** START OF Material provided **
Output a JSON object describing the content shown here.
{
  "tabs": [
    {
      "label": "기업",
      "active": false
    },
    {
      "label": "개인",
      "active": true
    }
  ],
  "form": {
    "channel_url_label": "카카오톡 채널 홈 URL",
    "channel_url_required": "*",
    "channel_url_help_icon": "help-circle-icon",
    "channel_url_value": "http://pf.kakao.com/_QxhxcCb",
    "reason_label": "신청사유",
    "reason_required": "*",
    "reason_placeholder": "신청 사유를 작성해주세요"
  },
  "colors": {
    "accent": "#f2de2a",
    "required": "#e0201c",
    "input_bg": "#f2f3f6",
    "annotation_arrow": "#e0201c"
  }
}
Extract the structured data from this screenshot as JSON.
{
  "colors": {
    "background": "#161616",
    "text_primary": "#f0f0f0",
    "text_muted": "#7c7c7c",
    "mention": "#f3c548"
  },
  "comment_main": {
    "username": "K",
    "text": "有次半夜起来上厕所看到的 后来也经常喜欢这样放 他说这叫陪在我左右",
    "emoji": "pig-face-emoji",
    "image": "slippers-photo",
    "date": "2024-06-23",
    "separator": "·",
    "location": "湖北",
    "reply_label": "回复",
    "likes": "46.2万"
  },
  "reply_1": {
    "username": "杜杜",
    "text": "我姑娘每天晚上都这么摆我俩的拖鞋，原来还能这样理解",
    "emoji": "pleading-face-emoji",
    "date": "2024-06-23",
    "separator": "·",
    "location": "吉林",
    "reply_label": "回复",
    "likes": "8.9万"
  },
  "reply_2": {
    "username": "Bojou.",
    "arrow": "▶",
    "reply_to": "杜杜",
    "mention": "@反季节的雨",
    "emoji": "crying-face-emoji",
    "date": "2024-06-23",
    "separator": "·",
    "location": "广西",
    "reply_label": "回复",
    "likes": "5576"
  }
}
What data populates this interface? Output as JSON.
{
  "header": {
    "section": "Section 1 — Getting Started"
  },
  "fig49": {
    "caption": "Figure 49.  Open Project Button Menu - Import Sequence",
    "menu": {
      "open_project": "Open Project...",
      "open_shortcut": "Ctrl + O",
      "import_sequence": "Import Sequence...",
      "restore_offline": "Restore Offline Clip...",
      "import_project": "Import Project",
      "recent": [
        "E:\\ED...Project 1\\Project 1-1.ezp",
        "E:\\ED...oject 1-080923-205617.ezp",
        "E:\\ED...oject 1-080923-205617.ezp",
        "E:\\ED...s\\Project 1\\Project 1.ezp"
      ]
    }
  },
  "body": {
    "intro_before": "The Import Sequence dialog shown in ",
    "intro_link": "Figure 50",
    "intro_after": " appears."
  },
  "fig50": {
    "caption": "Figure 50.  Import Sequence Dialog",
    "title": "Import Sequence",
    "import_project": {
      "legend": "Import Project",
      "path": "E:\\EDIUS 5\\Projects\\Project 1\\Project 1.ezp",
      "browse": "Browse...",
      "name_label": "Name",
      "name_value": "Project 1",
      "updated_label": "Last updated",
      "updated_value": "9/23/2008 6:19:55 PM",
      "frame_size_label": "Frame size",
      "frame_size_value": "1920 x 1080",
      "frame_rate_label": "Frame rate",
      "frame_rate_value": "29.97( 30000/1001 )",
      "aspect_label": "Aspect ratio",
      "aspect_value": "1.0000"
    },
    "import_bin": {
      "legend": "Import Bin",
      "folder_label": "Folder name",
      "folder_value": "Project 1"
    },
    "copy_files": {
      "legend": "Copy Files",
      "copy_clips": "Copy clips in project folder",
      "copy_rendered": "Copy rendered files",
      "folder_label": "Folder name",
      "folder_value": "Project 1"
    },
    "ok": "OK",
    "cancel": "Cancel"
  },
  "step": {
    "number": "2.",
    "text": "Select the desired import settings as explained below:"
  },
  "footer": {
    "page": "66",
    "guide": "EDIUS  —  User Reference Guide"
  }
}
** END OF Material provided **
▸ Exercise prompt
Extract all of the data exactly as written.

▸ Task response
Output a JSON object describing the content shown here.
{
  "tabs": [
    {
      "label": "기업",
      "active": false
    },
    {
      "label": "개인",
      "active": true
    }
  ],
  "form": {
    "channel_url_label": "카카오톡 채널 홈 URL",
    "channel_url_required": "*",
    "channel_url_help_icon": "help-circle-icon",
    "channel_url_value": "http://pf.kakao.com/_QxhxcCb",
    "reason_label": "신청사유",
    "reason_required": "*",
    "reason_placeholder": "신청 사유를 작성해주세요"
  },
  "colors": {
    "accent": "#f2de2a",
    "required": "#e0201c",
    "input_bg": "#f2f3f6",
    "annotation_arrow": "#e0201c"
  }
}
Extract the structured data from this screenshot as JSON.
{
  "colors": {
    "background": "#161616",
    "text_primary": "#f0f0f0",
    "text_muted": "#7c7c7c",
    "mention": "#f3c548"
  },
  "comment_main": {
    "username": "K",
    "text": "有次半夜起来上厕所看到的 后来也经常喜欢这样放 他说这叫陪在我左右",
    "emoji": "pig-face-emoji",
    "image": "slippers-photo",
    "date": "2024-06-23",
    "separator": "·",
    "location": "湖北",
    "reply_label": "回复",
    "likes": "46.2万"
  },
  "reply_1": {
    "username": "杜杜",
    "text": "我姑娘每天晚上都这么摆我俩的拖鞋，原来还能这样理解",
    "emoji": "pleading-face-emoji",
    "date": "2024-06-23",
    "separator": "·",
    "location": "吉林",
    "reply_label": "回复",
    "likes": "8.9万"
  },
  "reply_2": {
    "username": "Bojou.",
    "arrow": "▶",
    "reply_to": "杜杜",
    "mention": "@反季节的雨",
    "emoji": "crying-face-emoji",
    "date": "2024-06-23",
    "separator": "·",
    "location": "广西",
    "reply_label": "回复",
    "likes": "5576"
  }
}
What data populates this interface? Output as JSON.
{
  "header": {
    "section": "Section 1 — Getting Started"
  },
  "fig49": {
    "caption": "Figure 49.  Open Project Button Menu - Import Sequence",
    "menu": {
      "open_project": "Open Project...",
      "open_shortcut": "Ctrl + O",
      "import_sequence": "Import Sequence...",
      "restore_offline": "Restore Offline Clip...",
      "import_project": "Import Project",
      "recent": [
        "E:\\ED...Project 1\\Project 1-1.ezp",
        "E:\\ED...oject 1-080923-205617.ezp",
        "E:\\ED...oject 1-080923-205617.ezp",
        "E:\\ED...s\\Project 1\\Project 1.ezp"
      ]
    }
  },
  "body": {
    "intro_before": "The Import Sequence dialog shown in ",
    "intro_link": "Figure 50",
    "intro_after": " appears."
  },
  "fig50": {
    "caption": "Figure 50.  Import Sequence Dialog",
    "title": "Import Sequence",
    "import_project": {
      "legend": "Import Project",
      "path": "E:\\EDIUS 5\\Projects\\Project 1\\Project 1.ezp",
      "browse": "Browse...",
      "name_label": "Name",
      "name_value": "Project 1",
      "updated_label": "Last updated",
      "updated_value": "9/23/2008 6:19:55 PM",
      "frame_size_label": "Frame size",
      "frame_size_value": "1920 x 1080",
      "frame_rate_label": "Frame rate",
      "frame_rate_value": "29.97( 30000/1001 )",
      "aspect_label": "Aspect ratio",
      "aspect_value": "1.0000"
    },
    "import_bin": {
      "legend": "Import Bin",
      "folder_label": "Folder name",
      "folder_value": "Project 1"
    },
    "copy_files": {
      "legend": "Copy Files",
      "copy_clips": "Copy clips in project folder",
      "copy_rendered": "Copy rendered files",
      "folder_label": "Folder name",
      "folder_value": "Project 1"
    },
    "ok": "OK",
    "cancel": "Cancel"
  },
  "step": {
    "number": "2.",
    "text": "Select the desired import settings as explained below:"
  },
  "footer": {
    "page": "66",
    "guide": "EDIUS  —  User Reference Guide"
  }
}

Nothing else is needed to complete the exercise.